(What you should do): Answer with nothing except the number of lines that contain the word "الشـريفين".

(Input for this task):
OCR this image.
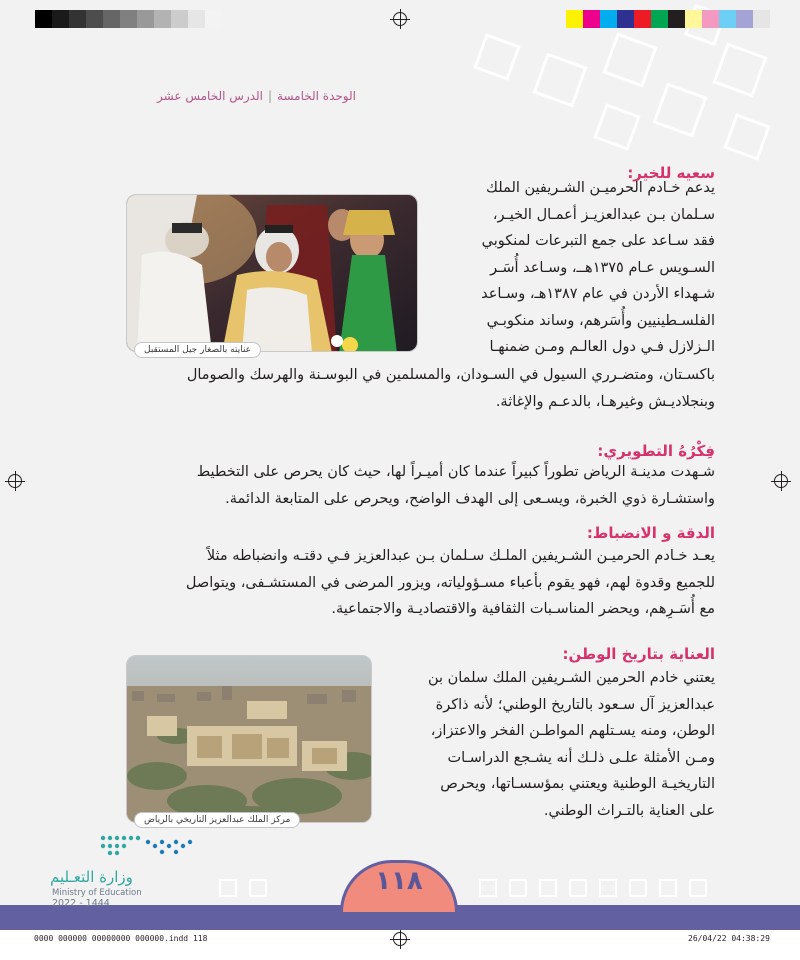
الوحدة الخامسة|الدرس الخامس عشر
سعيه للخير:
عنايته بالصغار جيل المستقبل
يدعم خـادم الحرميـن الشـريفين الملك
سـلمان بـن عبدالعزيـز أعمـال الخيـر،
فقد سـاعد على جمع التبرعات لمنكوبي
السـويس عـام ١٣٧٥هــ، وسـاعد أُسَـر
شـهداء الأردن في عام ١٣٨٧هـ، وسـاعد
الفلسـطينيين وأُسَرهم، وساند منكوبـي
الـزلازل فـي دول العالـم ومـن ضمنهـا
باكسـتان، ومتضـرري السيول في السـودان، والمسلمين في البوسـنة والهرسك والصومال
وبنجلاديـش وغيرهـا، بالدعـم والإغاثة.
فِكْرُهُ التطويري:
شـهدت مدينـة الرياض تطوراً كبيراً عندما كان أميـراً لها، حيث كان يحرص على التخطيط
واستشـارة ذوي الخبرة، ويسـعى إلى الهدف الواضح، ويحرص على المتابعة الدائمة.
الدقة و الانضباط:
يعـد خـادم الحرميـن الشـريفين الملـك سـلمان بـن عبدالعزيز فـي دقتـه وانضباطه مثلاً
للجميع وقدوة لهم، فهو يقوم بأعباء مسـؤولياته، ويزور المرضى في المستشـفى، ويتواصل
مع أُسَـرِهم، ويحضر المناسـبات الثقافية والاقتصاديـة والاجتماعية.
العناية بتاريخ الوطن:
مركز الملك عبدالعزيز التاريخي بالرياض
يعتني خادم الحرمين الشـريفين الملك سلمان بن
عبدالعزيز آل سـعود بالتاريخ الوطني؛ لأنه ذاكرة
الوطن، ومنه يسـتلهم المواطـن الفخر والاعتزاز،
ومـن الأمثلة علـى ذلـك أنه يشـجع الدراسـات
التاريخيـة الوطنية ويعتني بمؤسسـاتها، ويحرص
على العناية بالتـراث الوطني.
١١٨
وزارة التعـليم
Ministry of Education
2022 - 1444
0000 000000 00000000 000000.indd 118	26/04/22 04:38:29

--

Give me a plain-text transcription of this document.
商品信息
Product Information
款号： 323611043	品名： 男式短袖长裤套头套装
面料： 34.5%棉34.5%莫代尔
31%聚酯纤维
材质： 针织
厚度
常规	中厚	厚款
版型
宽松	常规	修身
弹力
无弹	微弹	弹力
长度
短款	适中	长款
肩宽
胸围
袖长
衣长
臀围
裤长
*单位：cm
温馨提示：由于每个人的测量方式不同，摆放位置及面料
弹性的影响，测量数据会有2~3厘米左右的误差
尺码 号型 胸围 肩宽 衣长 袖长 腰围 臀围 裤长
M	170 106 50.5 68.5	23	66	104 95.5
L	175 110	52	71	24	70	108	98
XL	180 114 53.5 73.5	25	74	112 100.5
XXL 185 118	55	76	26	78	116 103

==

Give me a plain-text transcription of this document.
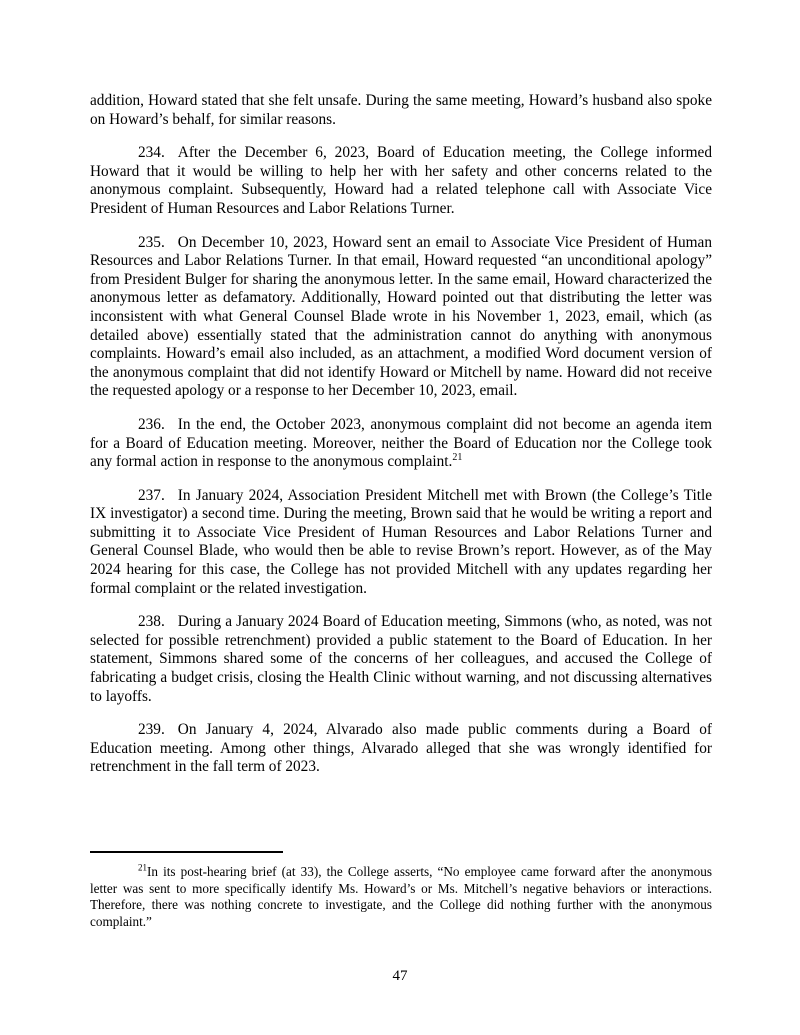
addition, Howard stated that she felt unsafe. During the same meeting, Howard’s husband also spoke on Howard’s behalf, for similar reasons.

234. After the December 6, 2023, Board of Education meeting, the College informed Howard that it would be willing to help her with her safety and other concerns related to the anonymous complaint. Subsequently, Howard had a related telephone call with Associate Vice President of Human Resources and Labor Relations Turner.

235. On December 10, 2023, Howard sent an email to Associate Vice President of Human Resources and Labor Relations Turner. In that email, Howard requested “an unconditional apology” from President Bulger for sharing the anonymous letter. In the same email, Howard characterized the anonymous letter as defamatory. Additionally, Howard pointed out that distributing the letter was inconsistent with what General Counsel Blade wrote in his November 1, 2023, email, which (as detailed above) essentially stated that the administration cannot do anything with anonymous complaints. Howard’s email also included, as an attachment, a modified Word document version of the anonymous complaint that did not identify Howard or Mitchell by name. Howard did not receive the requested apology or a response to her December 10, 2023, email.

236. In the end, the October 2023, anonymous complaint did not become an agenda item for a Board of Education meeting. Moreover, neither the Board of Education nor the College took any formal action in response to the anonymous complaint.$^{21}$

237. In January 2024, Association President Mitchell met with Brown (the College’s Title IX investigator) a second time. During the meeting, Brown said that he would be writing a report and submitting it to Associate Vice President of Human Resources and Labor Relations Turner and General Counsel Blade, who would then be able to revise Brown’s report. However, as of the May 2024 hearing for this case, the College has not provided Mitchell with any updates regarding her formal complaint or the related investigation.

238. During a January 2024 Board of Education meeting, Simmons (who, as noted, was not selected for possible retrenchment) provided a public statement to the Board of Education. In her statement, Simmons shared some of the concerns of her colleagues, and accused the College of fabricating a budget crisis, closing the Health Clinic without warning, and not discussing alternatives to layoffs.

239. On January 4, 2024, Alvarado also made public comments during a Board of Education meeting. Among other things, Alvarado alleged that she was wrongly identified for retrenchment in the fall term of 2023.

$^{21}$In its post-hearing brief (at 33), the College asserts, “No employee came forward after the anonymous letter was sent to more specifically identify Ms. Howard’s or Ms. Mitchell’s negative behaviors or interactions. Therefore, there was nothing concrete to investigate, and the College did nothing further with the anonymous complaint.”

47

(Correct response): 3